◆ Data records:
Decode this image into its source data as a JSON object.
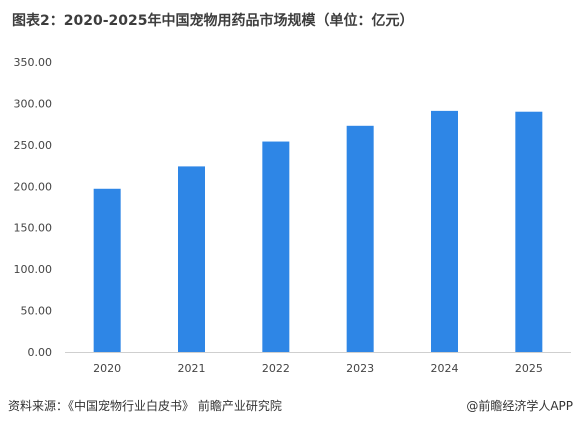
{
  "header": {
    "title": "图表2：2020-2025年中国宠物用药品市场规模（单位：亿元）"
  },
  "footer": {
    "source": "资料来源：《中国宠物行业白皮书》 前瞻产业研究院",
    "brand": "@前瞻经济学人APP"
  },
  "chart_data": {
    "type": "bar",
    "categories": [
      "2020",
      "2021",
      "2022",
      "2023",
      "2024",
      "2025"
    ],
    "series": [
      {
        "values": [
          197,
          224,
          254,
          273,
          291,
          290
        ]
      }
    ],
    "title": "图表2：2020-2025年中国宠物用药品市场规模（单位：亿元）",
    "xlabel": "",
    "ylabel": "",
    "ylim": [
      0,
      350
    ],
    "yticks": [
      "0.00",
      "50.00",
      "100.00",
      "150.00",
      "200.00",
      "250.00",
      "300.00",
      "350.00"
    ],
    "grid": false,
    "legend": "none",
    "colors": {
      "bar": "#2e86e6",
      "axis": "#cfcfcf"
    }
  }
}
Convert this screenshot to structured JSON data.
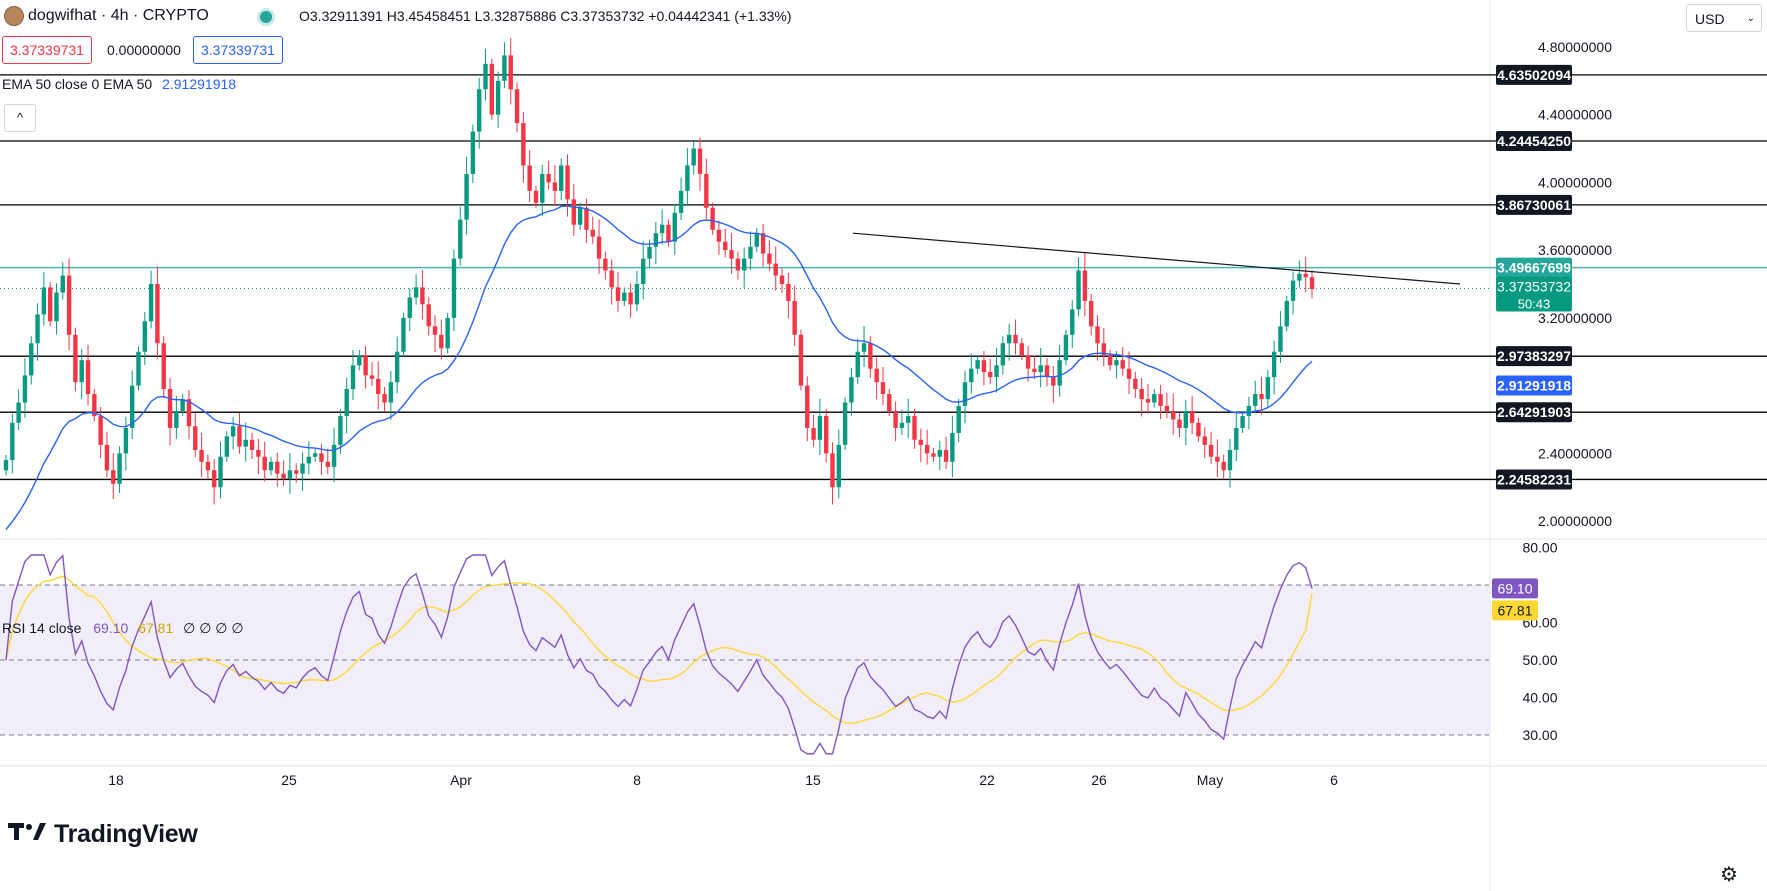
{
  "header": {
    "symbol": "dogwifhat",
    "interval": "4h",
    "exchange": "CRYPTO",
    "title_line": "dogwifhat · 4h · CRYPTO",
    "ohlc_line": "O3.32911391 H3.45458451 L3.32875886 C3.37353732 +0.04442341 (+1.33%)",
    "sell_price": "3.37339731",
    "spread": "0.00000000",
    "buy_price": "3.37339731"
  },
  "indicators": {
    "ema_label": "EMA 50 close 0 EMA 50",
    "ema_value": "2.91291918",
    "rsi_label": "RSI 14 close",
    "rsi_value": "69.10",
    "rsi_ma_value": "67.81",
    "rsi_extras": "∅ ∅ ∅ ∅"
  },
  "controls": {
    "collapse_symbol": "^",
    "currency": "USD",
    "brand": "TradingView"
  },
  "price_axis": {
    "ticks": [
      "4.80000000",
      "4.40000000",
      "4.00000000",
      "3.60000000",
      "3.20000000",
      "2.40000000",
      "2.00000000"
    ]
  },
  "price_labels": [
    {
      "text": "4.63502094",
      "kind": "level"
    },
    {
      "text": "4.24454250",
      "kind": "level"
    },
    {
      "text": "3.86730061",
      "kind": "level"
    },
    {
      "text": "3.49667699",
      "kind": "teal"
    },
    {
      "text": "3.37353732",
      "kind": "last"
    },
    {
      "text": "50:43",
      "kind": "timer"
    },
    {
      "text": "2.97383297",
      "kind": "level"
    },
    {
      "text": "2.91291918",
      "kind": "ema"
    },
    {
      "text": "2.64291903",
      "kind": "level"
    },
    {
      "text": "2.24582231",
      "kind": "level"
    }
  ],
  "rsi_axis": {
    "ticks": [
      "80.00",
      "60.00",
      "50.00",
      "40.00",
      "30.00"
    ],
    "labels": [
      {
        "text": "69.10",
        "kind": "rsi"
      },
      {
        "text": "67.81",
        "kind": "rsima"
      }
    ]
  },
  "time_axis": {
    "ticks": [
      "18",
      "25",
      "Apr",
      "8",
      "15",
      "22",
      "26",
      "May",
      "6"
    ]
  },
  "colors": {
    "up": "#089981",
    "down": "#f23645",
    "ema": "#2962ff",
    "rsi": "#7e57c2",
    "rsi_ma": "#fdd835",
    "teal_level": "#4db6ac",
    "level": "#000000"
  },
  "chart_data": [
    {
      "type": "candlestick",
      "series": [
        {
          "name": "EMA 50",
          "last": 2.91291918
        }
      ],
      "ylim": [
        1.9,
        4.9
      ],
      "horizontal_levels": [
        4.63502094,
        4.2445425,
        3.86730061,
        3.49667699,
        2.97383297,
        2.64291903,
        2.24582231
      ],
      "trendline": {
        "from": {
          "x": "Apr 15",
          "y": 3.7
        },
        "to": {
          "x": "May 7",
          "y": 3.4
        }
      },
      "last_close": 3.37353732,
      "approx_closes": [
        2.36,
        2.58,
        2.7,
        2.86,
        3.05,
        3.22,
        3.38,
        3.18,
        3.35,
        3.45,
        3.1,
        2.82,
        2.95,
        2.75,
        2.62,
        2.45,
        2.3,
        2.22,
        2.4,
        2.55,
        2.8,
        3.0,
        3.18,
        3.4,
        3.05,
        2.78,
        2.55,
        2.65,
        2.72,
        2.56,
        2.42,
        2.35,
        2.3,
        2.2,
        2.38,
        2.5,
        2.56,
        2.44,
        2.48,
        2.42,
        2.38,
        2.3,
        2.35,
        2.28,
        2.25,
        2.3,
        2.28,
        2.34,
        2.38,
        2.4,
        2.35,
        2.32,
        2.45,
        2.62,
        2.78,
        2.92,
        2.98,
        2.86,
        2.84,
        2.75,
        2.7,
        2.82,
        3.0,
        3.2,
        3.32,
        3.38,
        3.28,
        3.15,
        3.1,
        3.02,
        3.2,
        3.55,
        3.78,
        4.05,
        4.3,
        4.55,
        4.7,
        4.4,
        4.6,
        4.75,
        4.55,
        4.35,
        4.1,
        3.95,
        3.88,
        4.05,
        4.0,
        3.95,
        4.1,
        3.9,
        3.75,
        3.85,
        3.72,
        3.68,
        3.55,
        3.48,
        3.38,
        3.3,
        3.35,
        3.28,
        3.4,
        3.55,
        3.62,
        3.7,
        3.75,
        3.65,
        3.82,
        3.95,
        4.1,
        4.2,
        4.05,
        3.85,
        3.72,
        3.65,
        3.6,
        3.55,
        3.48,
        3.55,
        3.62,
        3.7,
        3.58,
        3.52,
        3.45,
        3.4,
        3.3,
        3.1,
        2.8,
        2.55,
        2.48,
        2.62,
        2.4,
        2.2,
        2.45,
        2.7,
        2.85,
        3.0,
        3.05,
        2.9,
        2.82,
        2.75,
        2.65,
        2.55,
        2.58,
        2.62,
        2.48,
        2.45,
        2.4,
        2.38,
        2.42,
        2.35,
        2.52,
        2.68,
        2.82,
        2.9,
        2.95,
        2.88,
        2.85,
        2.92,
        3.05,
        3.1,
        3.05,
        2.98,
        2.9,
        2.88,
        2.92,
        2.85,
        2.8,
        2.95,
        3.1,
        3.25,
        3.48,
        3.3,
        3.15,
        3.05,
        2.98,
        2.92,
        2.95,
        2.9,
        2.84,
        2.78,
        2.72,
        2.7,
        2.75,
        2.68,
        2.65,
        2.6,
        2.55,
        2.65,
        2.58,
        2.5,
        2.45,
        2.38,
        2.35,
        2.3,
        2.42,
        2.55,
        2.62,
        2.68,
        2.75,
        2.72,
        2.85,
        3.0,
        3.15,
        3.3,
        3.42,
        3.46,
        3.44,
        3.37
      ]
    },
    {
      "type": "line",
      "series": [
        {
          "name": "RSI 14 close",
          "last": 69.1
        },
        {
          "name": "MA",
          "last": 67.81
        }
      ],
      "ylim": [
        22,
        82
      ],
      "bands": {
        "upper": 70,
        "middle": 50,
        "lower": 30
      }
    }
  ]
}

◆ Exercise instructions:
Transcribe the records above exactly as they appear, leaving out any pictures.

◆ Exercise output:
Decode this image into its source data as a JSON object.
{
  "header": {
    "title": "图表2：2020-2025年中国宠物用药品市场规模（单位：亿元）"
  },
  "footer": {
    "source": "资料来源：《中国宠物行业白皮书》 前瞻产业研究院",
    "brand": "@前瞻经济学人APP"
  },
  "chart_data": {
    "type": "bar",
    "categories": [
      "2020",
      "2021",
      "2022",
      "2023",
      "2024",
      "2025"
    ],
    "series": [
      {
        "values": [
          197,
          224,
          254,
          273,
          291,
          290
        ]
      }
    ],
    "title": "图表2：2020-2025年中国宠物用药品市场规模（单位：亿元）",
    "xlabel": "",
    "ylabel": "",
    "ylim": [
      0,
      350
    ],
    "yticks": [
      "0.00",
      "50.00",
      "100.00",
      "150.00",
      "200.00",
      "250.00",
      "300.00",
      "350.00"
    ],
    "grid": false,
    "legend": "none",
    "colors": {
      "bar": "#2e86e6",
      "axis": "#cfcfcf"
    }
  }
}
Convert this screenshot to structured JSON data.
{
  "header": {
    "symbol": "dogwifhat",
    "interval": "4h",
    "exchange": "CRYPTO",
    "title_line": "dogwifhat · 4h · CRYPTO",
    "ohlc_line": "O3.32911391 H3.45458451 L3.32875886 C3.37353732 +0.04442341 (+1.33%)",
    "sell_price": "3.37339731",
    "spread": "0.00000000",
    "buy_price": "3.37339731"
  },
  "indicators": {
    "ema_label": "EMA 50 close 0 EMA 50",
    "ema_value": "2.91291918",
    "rsi_label": "RSI 14 close",
    "rsi_value": "69.10",
    "rsi_ma_value": "67.81",
    "rsi_extras": "∅ ∅ ∅ ∅"
  },
  "controls": {
    "collapse_symbol": "^",
    "currency": "USD",
    "brand": "TradingView"
  },
  "price_axis": {
    "ticks": [
      "4.80000000",
      "4.40000000",
      "4.00000000",
      "3.60000000",
      "3.20000000",
      "2.40000000",
      "2.00000000"
    ]
  },
  "price_labels": [
    {
      "text": "4.63502094",
      "kind": "level"
    },
    {
      "text": "4.24454250",
      "kind": "level"
    },
    {
      "text": "3.86730061",
      "kind": "level"
    },
    {
      "text": "3.49667699",
      "kind": "teal"
    },
    {
      "text": "3.37353732",
      "kind": "last"
    },
    {
      "text": "50:43",
      "kind": "timer"
    },
    {
      "text": "2.97383297",
      "kind": "level"
    },
    {
      "text": "2.91291918",
      "kind": "ema"
    },
    {
      "text": "2.64291903",
      "kind": "level"
    },
    {
      "text": "2.24582231",
      "kind": "level"
    }
  ],
  "rsi_axis": {
    "ticks": [
      "80.00",
      "60.00",
      "50.00",
      "40.00",
      "30.00"
    ],
    "labels": [
      {
        "text": "69.10",
        "kind": "rsi"
      },
      {
        "text": "67.81",
        "kind": "rsima"
      }
    ]
  },
  "time_axis": {
    "ticks": [
      "18",
      "25",
      "Apr",
      "8",
      "15",
      "22",
      "26",
      "May",
      "6"
    ]
  },
  "colors": {
    "up": "#089981",
    "down": "#f23645",
    "ema": "#2962ff",
    "rsi": "#7e57c2",
    "rsi_ma": "#fdd835",
    "teal_level": "#4db6ac",
    "level": "#000000"
  },
  "chart_data": [
    {
      "type": "candlestick",
      "series": [
        {
          "name": "EMA 50",
          "last": 2.91291918
        }
      ],
      "ylim": [
        1.9,
        4.9
      ],
      "horizontal_levels": [
        4.63502094,
        4.2445425,
        3.86730061,
        3.49667699,
        2.97383297,
        2.64291903,
        2.24582231
      ],
      "trendline": {
        "from": {
          "x": "Apr 15",
          "y": 3.7
        },
        "to": {
          "x": "May 7",
          "y": 3.4
        }
      },
      "last_close": 3.37353732,
      "approx_closes": [
        2.36,
        2.58,
        2.7,
        2.86,
        3.05,
        3.22,
        3.38,
        3.18,
        3.35,
        3.45,
        3.1,
        2.82,
        2.95,
        2.75,
        2.62,
        2.45,
        2.3,
        2.22,
        2.4,
        2.55,
        2.8,
        3.0,
        3.18,
        3.4,
        3.05,
        2.78,
        2.55,
        2.65,
        2.72,
        2.56,
        2.42,
        2.35,
        2.3,
        2.2,
        2.38,
        2.5,
        2.56,
        2.44,
        2.48,
        2.42,
        2.38,
        2.3,
        2.35,
        2.28,
        2.25,
        2.3,
        2.28,
        2.34,
        2.38,
        2.4,
        2.35,
        2.32,
        2.45,
        2.62,
        2.78,
        2.92,
        2.98,
        2.86,
        2.84,
        2.75,
        2.7,
        2.82,
        3.0,
        3.2,
        3.32,
        3.38,
        3.28,
        3.15,
        3.1,
        3.02,
        3.2,
        3.55,
        3.78,
        4.05,
        4.3,
        4.55,
        4.7,
        4.4,
        4.6,
        4.75,
        4.55,
        4.35,
        4.1,
        3.95,
        3.88,
        4.05,
        4.0,
        3.95,
        4.1,
        3.9,
        3.75,
        3.85,
        3.72,
        3.68,
        3.55,
        3.48,
        3.38,
        3.3,
        3.35,
        3.28,
        3.4,
        3.55,
        3.62,
        3.7,
        3.75,
        3.65,
        3.82,
        3.95,
        4.1,
        4.2,
        4.05,
        3.85,
        3.72,
        3.65,
        3.6,
        3.55,
        3.48,
        3.55,
        3.62,
        3.7,
        3.58,
        3.52,
        3.45,
        3.4,
        3.3,
        3.1,
        2.8,
        2.55,
        2.48,
        2.62,
        2.4,
        2.2,
        2.45,
        2.7,
        2.85,
        3.0,
        3.05,
        2.9,
        2.82,
        2.75,
        2.65,
        2.55,
        2.58,
        2.62,
        2.48,
        2.45,
        2.4,
        2.38,
        2.42,
        2.35,
        2.52,
        2.68,
        2.82,
        2.9,
        2.95,
        2.88,
        2.85,
        2.92,
        3.05,
        3.1,
        3.05,
        2.98,
        2.9,
        2.88,
        2.92,
        2.85,
        2.8,
        2.95,
        3.1,
        3.25,
        3.48,
        3.3,
        3.15,
        3.05,
        2.98,
        2.92,
        2.95,
        2.9,
        2.84,
        2.78,
        2.72,
        2.7,
        2.75,
        2.68,
        2.65,
        2.6,
        2.55,
        2.65,
        2.58,
        2.5,
        2.45,
        2.38,
        2.35,
        2.3,
        2.42,
        2.55,
        2.62,
        2.68,
        2.75,
        2.72,
        2.85,
        3.0,
        3.15,
        3.3,
        3.42,
        3.46,
        3.44,
        3.37
      ]
    },
    {
      "type": "line",
      "series": [
        {
          "name": "RSI 14 close",
          "last": 69.1
        },
        {
          "name": "MA",
          "last": 67.81
        }
      ],
      "ylim": [
        22,
        82
      ],
      "bands": {
        "upper": 70,
        "middle": 50,
        "lower": 30
      }
    }
  ]
}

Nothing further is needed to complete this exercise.